What the task requires>
Output every entry exactly as given.

Data supplied>
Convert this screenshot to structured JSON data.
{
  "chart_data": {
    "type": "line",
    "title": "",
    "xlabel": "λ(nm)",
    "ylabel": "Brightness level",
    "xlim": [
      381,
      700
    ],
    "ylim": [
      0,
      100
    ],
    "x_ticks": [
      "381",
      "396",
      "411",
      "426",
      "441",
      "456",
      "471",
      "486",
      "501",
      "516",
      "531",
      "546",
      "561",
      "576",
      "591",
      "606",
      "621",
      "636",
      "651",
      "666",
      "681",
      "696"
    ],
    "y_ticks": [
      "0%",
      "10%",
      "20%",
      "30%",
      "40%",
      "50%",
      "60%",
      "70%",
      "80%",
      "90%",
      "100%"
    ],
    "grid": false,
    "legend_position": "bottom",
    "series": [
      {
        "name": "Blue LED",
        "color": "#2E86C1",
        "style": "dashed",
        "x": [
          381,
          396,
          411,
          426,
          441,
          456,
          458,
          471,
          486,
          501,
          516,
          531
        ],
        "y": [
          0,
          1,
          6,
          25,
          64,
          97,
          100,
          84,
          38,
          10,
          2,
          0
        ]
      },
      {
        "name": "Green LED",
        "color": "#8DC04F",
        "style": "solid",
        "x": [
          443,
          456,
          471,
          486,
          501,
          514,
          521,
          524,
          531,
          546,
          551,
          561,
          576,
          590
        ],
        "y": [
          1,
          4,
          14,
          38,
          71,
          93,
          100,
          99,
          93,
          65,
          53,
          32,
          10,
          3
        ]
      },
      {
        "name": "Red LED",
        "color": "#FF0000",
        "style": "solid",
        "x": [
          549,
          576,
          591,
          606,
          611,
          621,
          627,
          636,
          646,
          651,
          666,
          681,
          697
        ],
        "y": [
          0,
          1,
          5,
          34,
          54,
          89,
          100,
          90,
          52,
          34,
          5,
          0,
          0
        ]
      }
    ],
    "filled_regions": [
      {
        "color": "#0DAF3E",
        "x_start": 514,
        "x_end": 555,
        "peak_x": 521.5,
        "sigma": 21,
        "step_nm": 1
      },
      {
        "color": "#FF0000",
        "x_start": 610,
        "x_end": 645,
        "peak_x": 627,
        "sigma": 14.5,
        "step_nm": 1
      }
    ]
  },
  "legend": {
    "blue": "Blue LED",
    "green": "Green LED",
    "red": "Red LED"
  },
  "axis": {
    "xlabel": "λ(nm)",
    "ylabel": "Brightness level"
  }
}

Output below>
Convert this screenshot to structured JSON data.
{
  "chart_data": {
    "type": "line",
    "title": "",
    "xlabel": "λ(nm)",
    "ylabel": "Brightness level",
    "xlim": [
      381,
      700
    ],
    "ylim": [
      0,
      100
    ],
    "x_ticks": [
      "381",
      "396",
      "411",
      "426",
      "441",
      "456",
      "471",
      "486",
      "501",
      "516",
      "531",
      "546",
      "561",
      "576",
      "591",
      "606",
      "621",
      "636",
      "651",
      "666",
      "681",
      "696"
    ],
    "y_ticks": [
      "0%",
      "10%",
      "20%",
      "30%",
      "40%",
      "50%",
      "60%",
      "70%",
      "80%",
      "90%",
      "100%"
    ],
    "grid": false,
    "legend_position": "bottom",
    "series": [
      {
        "name": "Blue LED",
        "color": "#2E86C1",
        "style": "dashed",
        "x": [
          381,
          396,
          411,
          426,
          441,
          456,
          458,
          471,
          486,
          501,
          516,
          531
        ],
        "y": [
          0,
          1,
          6,
          25,
          64,
          97,
          100,
          84,
          38,
          10,
          2,
          0
        ]
      },
      {
        "name": "Green LED",
        "color": "#8DC04F",
        "style": "solid",
        "x": [
          443,
          456,
          471,
          486,
          501,
          514,
          521,
          524,
          531,
          546,
          551,
          561,
          576,
          590
        ],
        "y": [
          1,
          4,
          14,
          38,
          71,
          93,
          100,
          99,
          93,
          65,
          53,
          32,
          10,
          3
        ]
      },
      {
        "name": "Red LED",
        "color": "#FF0000",
        "style": "solid",
        "x": [
          549,
          576,
          591,
          606,
          611,
          621,
          627,
          636,
          646,
          651,
          666,
          681,
          697
        ],
        "y": [
          0,
          1,
          5,
          34,
          54,
          89,
          100,
          90,
          52,
          34,
          5,
          0,
          0
        ]
      }
    ],
    "filled_regions": [
      {
        "color": "#0DAF3E",
        "x_start": 514,
        "x_end": 555,
        "peak_x": 521.5,
        "sigma": 21,
        "step_nm": 1
      },
      {
        "color": "#FF0000",
        "x_start": 610,
        "x_end": 645,
        "peak_x": 627,
        "sigma": 14.5,
        "step_nm": 1
      }
    ]
  },
  "legend": {
    "blue": "Blue LED",
    "green": "Green LED",
    "red": "Red LED"
  },
  "axis": {
    "xlabel": "λ(nm)",
    "ylabel": "Brightness level"
  }
}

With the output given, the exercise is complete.